[Extracted records]
● ● ● ● ●
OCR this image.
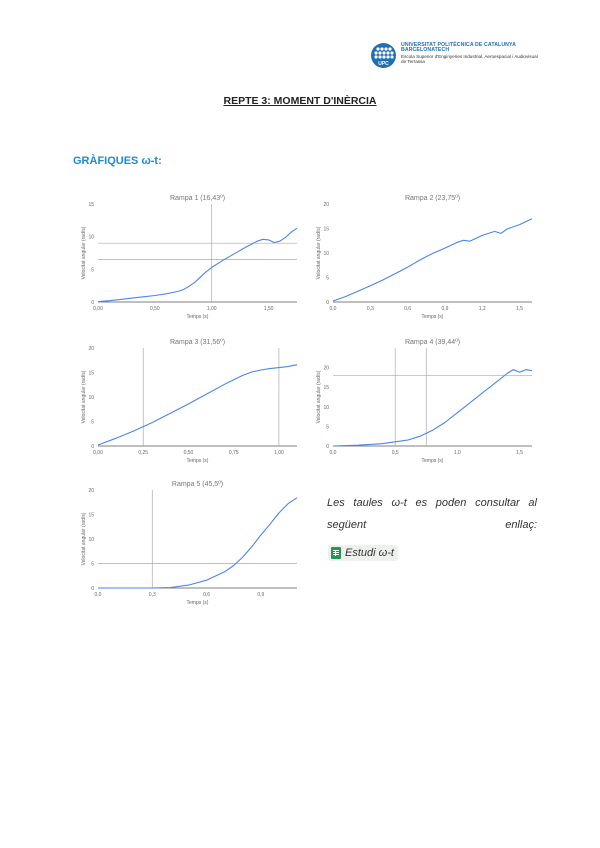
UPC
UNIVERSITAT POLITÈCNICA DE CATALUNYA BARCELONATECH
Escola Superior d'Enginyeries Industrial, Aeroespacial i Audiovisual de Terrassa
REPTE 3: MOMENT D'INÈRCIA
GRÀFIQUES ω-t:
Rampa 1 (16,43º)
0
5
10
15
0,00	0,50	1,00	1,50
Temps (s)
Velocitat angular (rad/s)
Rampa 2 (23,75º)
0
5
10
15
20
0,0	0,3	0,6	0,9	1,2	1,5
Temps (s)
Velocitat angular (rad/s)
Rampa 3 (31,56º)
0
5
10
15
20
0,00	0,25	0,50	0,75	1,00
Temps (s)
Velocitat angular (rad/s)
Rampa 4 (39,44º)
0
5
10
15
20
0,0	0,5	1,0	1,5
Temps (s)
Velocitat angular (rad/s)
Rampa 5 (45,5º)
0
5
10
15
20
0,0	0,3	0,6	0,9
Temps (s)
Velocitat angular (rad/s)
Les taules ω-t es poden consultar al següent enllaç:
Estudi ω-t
● ● ● ● ●
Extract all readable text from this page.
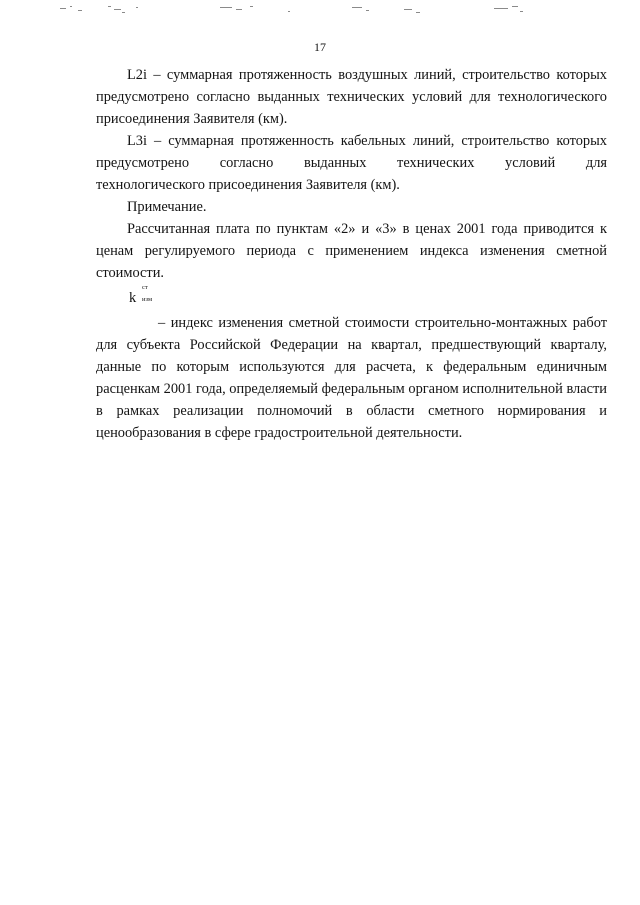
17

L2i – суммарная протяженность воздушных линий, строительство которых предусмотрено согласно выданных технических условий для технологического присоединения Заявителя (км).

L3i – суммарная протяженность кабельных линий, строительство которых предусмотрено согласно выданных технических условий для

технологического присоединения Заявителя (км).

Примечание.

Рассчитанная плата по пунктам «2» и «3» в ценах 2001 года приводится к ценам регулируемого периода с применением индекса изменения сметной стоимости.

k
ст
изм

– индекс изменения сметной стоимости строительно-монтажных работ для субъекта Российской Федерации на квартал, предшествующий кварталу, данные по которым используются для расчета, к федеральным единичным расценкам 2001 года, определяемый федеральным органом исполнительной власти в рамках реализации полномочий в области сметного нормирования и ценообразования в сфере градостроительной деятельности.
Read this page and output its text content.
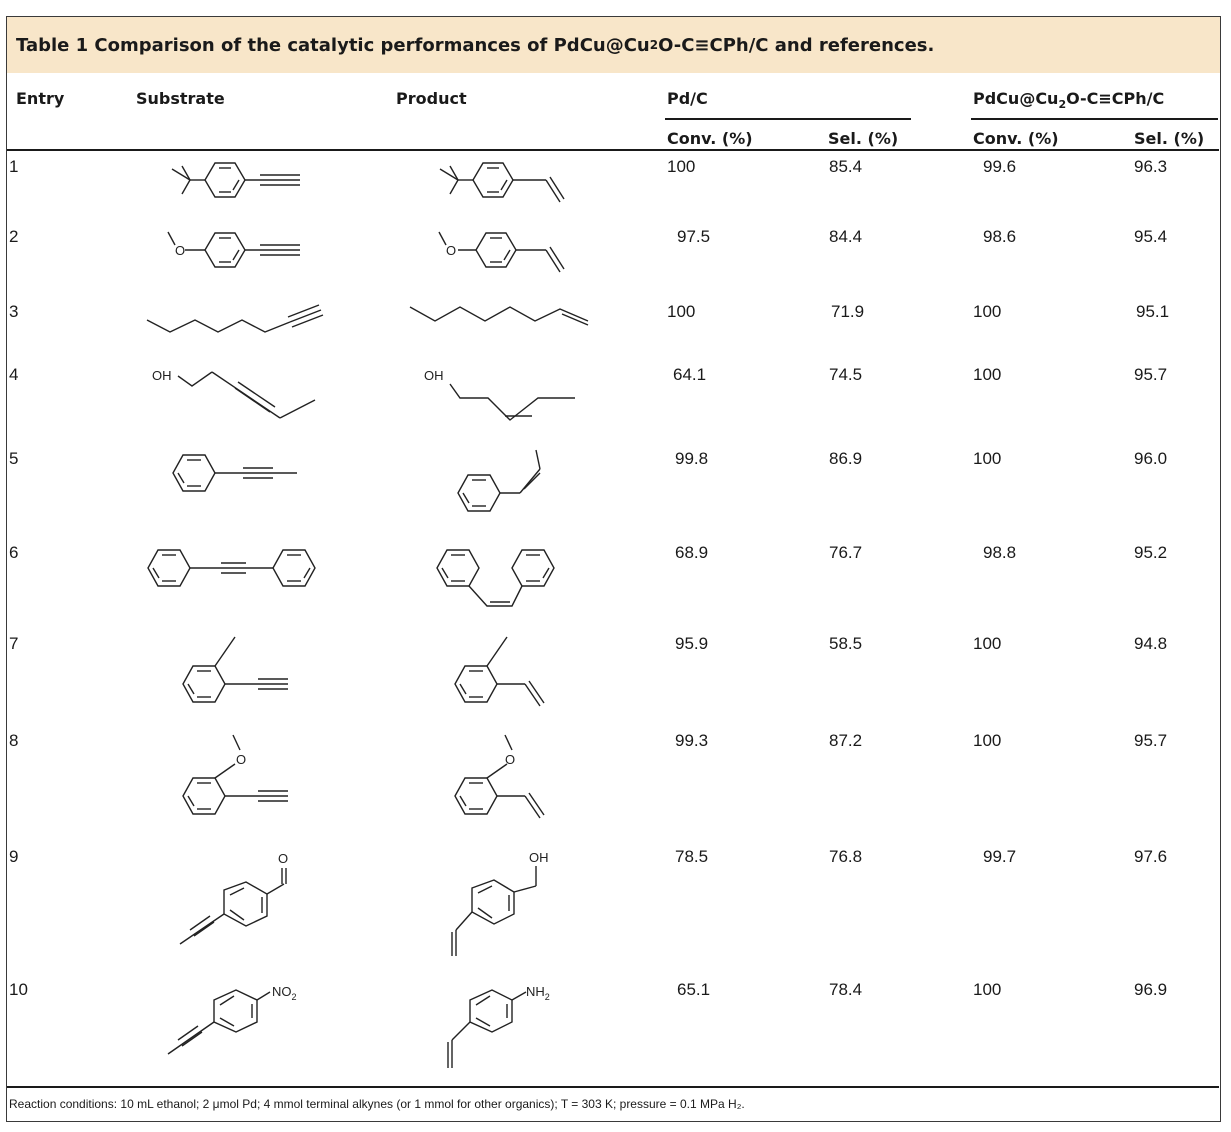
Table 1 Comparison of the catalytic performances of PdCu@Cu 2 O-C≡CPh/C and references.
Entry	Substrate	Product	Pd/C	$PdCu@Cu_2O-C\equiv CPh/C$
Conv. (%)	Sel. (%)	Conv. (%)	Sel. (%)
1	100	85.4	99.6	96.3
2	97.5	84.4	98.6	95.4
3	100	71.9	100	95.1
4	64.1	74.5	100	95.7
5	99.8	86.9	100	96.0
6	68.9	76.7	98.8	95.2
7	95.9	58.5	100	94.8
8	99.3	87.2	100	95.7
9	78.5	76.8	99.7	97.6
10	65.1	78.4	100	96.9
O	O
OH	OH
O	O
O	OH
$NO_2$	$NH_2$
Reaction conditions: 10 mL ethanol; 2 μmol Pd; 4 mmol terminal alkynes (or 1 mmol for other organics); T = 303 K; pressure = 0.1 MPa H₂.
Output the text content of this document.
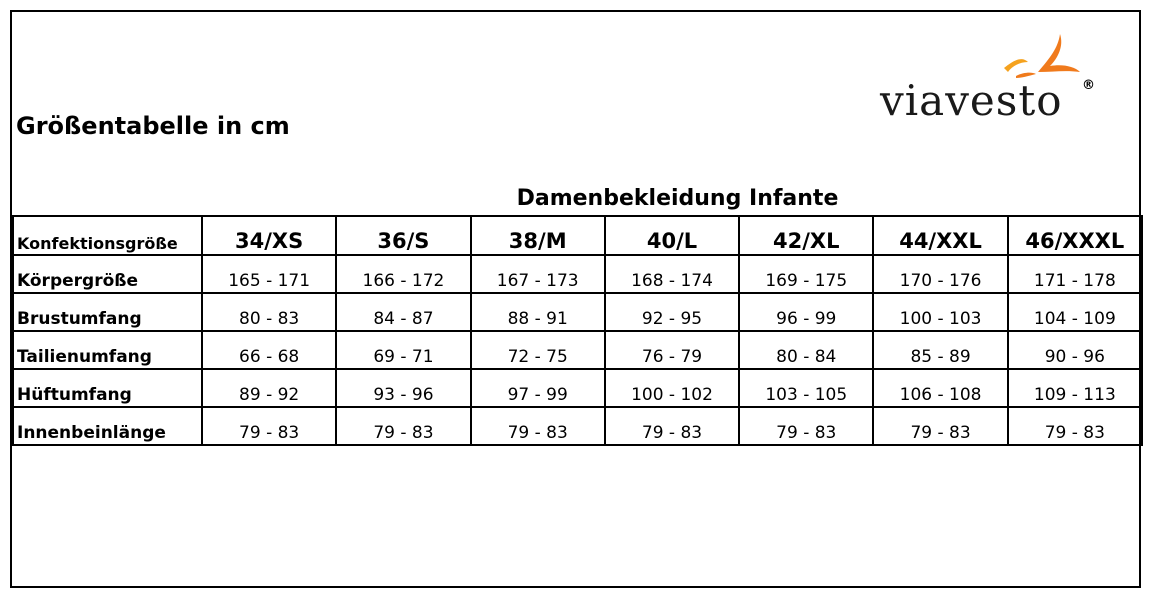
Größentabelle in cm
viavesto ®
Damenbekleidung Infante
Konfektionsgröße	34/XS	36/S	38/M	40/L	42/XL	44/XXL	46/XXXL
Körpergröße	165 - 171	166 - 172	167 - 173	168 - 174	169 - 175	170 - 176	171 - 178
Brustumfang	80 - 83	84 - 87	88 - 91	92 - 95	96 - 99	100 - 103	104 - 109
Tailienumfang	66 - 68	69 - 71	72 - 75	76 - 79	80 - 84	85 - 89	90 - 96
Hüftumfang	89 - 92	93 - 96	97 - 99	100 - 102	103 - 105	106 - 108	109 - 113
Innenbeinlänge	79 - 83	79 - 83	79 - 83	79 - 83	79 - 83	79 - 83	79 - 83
● ● ● ● ●
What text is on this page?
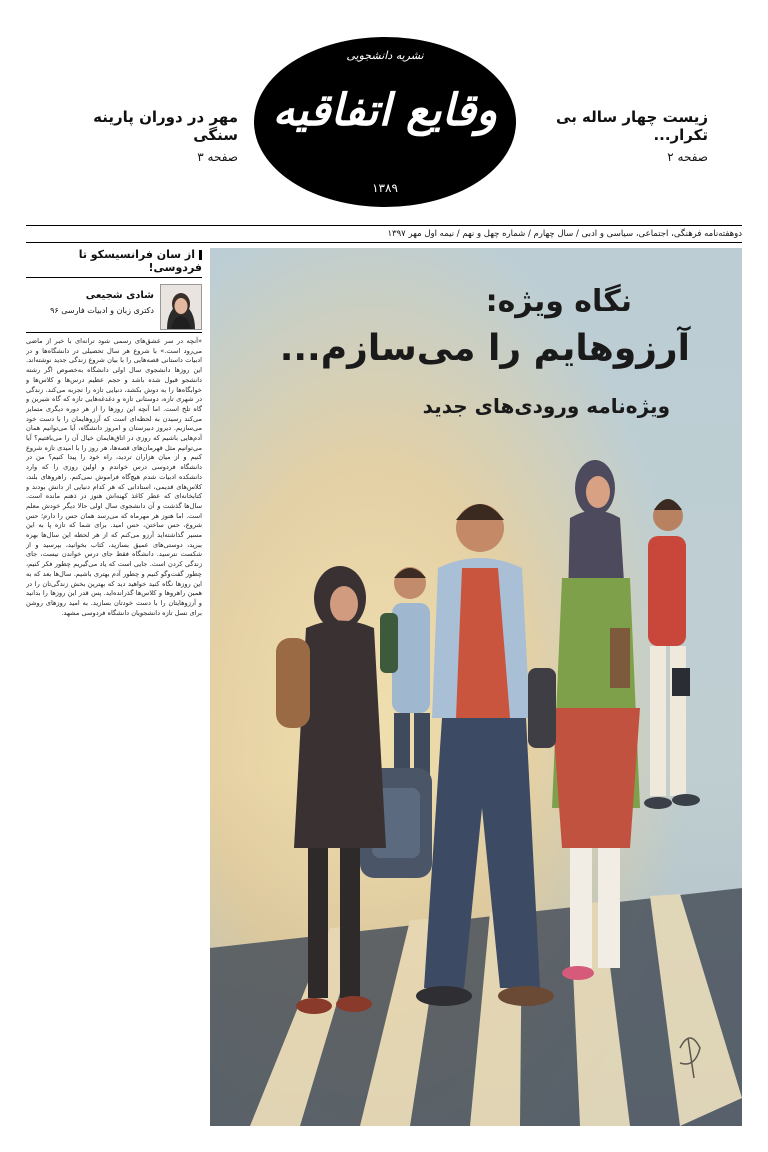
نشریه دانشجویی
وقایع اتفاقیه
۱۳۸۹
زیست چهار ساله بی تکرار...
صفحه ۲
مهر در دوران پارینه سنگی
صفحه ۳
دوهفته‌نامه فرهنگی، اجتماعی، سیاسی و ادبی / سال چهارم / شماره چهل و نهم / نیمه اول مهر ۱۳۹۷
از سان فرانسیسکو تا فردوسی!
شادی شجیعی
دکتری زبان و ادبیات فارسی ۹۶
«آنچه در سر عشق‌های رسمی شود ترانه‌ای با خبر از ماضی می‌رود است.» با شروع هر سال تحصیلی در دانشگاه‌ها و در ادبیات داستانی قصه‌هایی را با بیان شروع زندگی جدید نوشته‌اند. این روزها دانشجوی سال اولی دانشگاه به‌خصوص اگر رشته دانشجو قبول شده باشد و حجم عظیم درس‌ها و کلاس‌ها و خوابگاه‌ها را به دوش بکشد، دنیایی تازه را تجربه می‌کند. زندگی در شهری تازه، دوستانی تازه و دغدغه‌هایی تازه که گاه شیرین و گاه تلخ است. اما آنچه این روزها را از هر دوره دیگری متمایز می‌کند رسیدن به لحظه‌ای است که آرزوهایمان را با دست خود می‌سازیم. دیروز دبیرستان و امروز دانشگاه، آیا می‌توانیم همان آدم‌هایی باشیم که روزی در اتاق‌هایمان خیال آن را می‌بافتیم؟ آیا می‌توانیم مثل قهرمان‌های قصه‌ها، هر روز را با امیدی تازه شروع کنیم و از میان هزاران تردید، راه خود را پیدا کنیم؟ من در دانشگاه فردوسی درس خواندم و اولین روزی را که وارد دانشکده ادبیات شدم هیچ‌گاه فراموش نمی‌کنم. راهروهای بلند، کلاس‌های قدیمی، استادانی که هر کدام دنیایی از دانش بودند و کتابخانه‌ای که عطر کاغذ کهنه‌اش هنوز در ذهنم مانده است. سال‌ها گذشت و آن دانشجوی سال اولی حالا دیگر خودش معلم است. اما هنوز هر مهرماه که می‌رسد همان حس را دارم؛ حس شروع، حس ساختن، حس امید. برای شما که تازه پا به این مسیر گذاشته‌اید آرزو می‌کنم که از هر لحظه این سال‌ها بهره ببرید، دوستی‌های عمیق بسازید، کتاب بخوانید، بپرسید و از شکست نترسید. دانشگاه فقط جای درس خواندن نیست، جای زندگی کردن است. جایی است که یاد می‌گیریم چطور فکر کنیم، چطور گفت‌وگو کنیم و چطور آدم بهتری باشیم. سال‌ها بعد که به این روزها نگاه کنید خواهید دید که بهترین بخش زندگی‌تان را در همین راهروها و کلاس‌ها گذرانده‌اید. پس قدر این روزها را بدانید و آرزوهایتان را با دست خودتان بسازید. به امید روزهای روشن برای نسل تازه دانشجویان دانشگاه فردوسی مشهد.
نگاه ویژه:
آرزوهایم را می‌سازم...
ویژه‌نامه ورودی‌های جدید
● ● ● ● ●
Stated exercise: Pick out the lines above that hold the string "PdCu" and show them.

Problem solution:
Table 1 Comparison of the catalytic performances of PdCu@Cu 2 O-C≡CPh/C and references.
Entry	Substrate	Product	Pd/C	$PdCu@Cu_2O-C\equiv CPh/C$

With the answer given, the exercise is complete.